*Stated problem*. Please transcribe the data below exactly. Leave the pictures out.

*Recorded data*.
"""

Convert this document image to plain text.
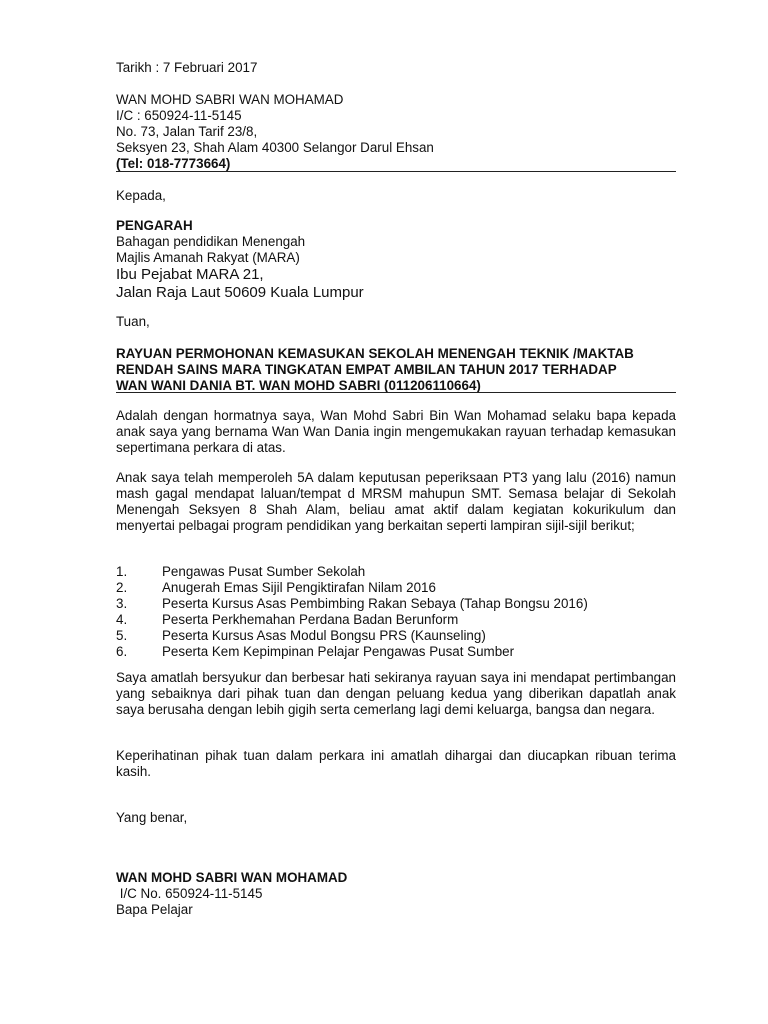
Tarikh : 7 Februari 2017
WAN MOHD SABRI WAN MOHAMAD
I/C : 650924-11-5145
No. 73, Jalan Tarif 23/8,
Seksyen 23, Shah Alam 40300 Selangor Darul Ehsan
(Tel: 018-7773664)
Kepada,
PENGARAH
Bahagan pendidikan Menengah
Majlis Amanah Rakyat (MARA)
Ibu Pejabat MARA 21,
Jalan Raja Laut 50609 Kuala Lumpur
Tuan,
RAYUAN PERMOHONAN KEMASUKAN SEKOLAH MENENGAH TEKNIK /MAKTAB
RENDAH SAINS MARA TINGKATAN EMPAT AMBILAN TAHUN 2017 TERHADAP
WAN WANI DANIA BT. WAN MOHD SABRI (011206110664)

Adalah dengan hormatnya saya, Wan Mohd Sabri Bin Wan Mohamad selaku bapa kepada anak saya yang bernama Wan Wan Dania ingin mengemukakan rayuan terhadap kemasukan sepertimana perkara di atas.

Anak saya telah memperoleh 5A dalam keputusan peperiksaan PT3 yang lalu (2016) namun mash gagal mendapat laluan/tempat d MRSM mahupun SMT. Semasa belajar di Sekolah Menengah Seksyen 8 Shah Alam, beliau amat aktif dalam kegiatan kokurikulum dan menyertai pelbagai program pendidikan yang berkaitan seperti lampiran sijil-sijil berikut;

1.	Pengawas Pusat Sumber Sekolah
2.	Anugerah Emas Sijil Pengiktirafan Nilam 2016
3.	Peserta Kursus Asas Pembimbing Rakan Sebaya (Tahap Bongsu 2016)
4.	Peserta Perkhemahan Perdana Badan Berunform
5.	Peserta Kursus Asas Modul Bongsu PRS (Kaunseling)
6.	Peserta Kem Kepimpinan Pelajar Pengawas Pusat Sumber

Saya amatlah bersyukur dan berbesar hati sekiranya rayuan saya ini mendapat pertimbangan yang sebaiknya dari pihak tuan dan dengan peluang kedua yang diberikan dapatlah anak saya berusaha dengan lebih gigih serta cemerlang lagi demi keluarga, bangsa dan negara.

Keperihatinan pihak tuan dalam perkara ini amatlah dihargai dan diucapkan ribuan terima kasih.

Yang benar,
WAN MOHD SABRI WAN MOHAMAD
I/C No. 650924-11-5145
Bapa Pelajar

"""

*Task response*.
Convert this document image to plain text.
Tarikh : 7 Februari 2017
WAN MOHD SABRI WAN MOHAMAD
I/C : 650924-11-5145
No. 73, Jalan Tarif 23/8,
Seksyen 23, Shah Alam 40300 Selangor Darul Ehsan
(Tel: 018-7773664)
Kepada,
PENGARAH
Bahagan pendidikan Menengah
Majlis Amanah Rakyat (MARA)
Ibu Pejabat MARA 21,
Jalan Raja Laut 50609 Kuala Lumpur
Tuan,
RAYUAN PERMOHONAN KEMASUKAN SEKOLAH MENENGAH TEKNIK /MAKTAB
RENDAH SAINS MARA TINGKATAN EMPAT AMBILAN TAHUN 2017 TERHADAP
WAN WANI DANIA BT. WAN MOHD SABRI (011206110664)

Adalah dengan hormatnya saya, Wan Mohd Sabri Bin Wan Mohamad selaku bapa kepada anak saya yang bernama Wan Wan Dania ingin mengemukakan rayuan terhadap kemasukan sepertimana perkara di atas.

Anak saya telah memperoleh 5A dalam keputusan peperiksaan PT3 yang lalu (2016) namun mash gagal mendapat laluan/tempat d MRSM mahupun SMT. Semasa belajar di Sekolah Menengah Seksyen 8 Shah Alam, beliau amat aktif dalam kegiatan kokurikulum dan menyertai pelbagai program pendidikan yang berkaitan seperti lampiran sijil-sijil berikut;

1.	Pengawas Pusat Sumber Sekolah
2.	Anugerah Emas Sijil Pengiktirafan Nilam 2016
3.	Peserta Kursus Asas Pembimbing Rakan Sebaya (Tahap Bongsu 2016)
4.	Peserta Perkhemahan Perdana Badan Berunform
5.	Peserta Kursus Asas Modul Bongsu PRS (Kaunseling)
6.	Peserta Kem Kepimpinan Pelajar Pengawas Pusat Sumber

Saya amatlah bersyukur dan berbesar hati sekiranya rayuan saya ini mendapat pertimbangan yang sebaiknya dari pihak tuan dan dengan peluang kedua yang diberikan dapatlah anak saya berusaha dengan lebih gigih serta cemerlang lagi demi keluarga, bangsa dan negara.

Keperihatinan pihak tuan dalam perkara ini amatlah dihargai dan diucapkan ribuan terima kasih.

Yang benar,
WAN MOHD SABRI WAN MOHAMAD
I/C No. 650924-11-5145
Bapa Pelajar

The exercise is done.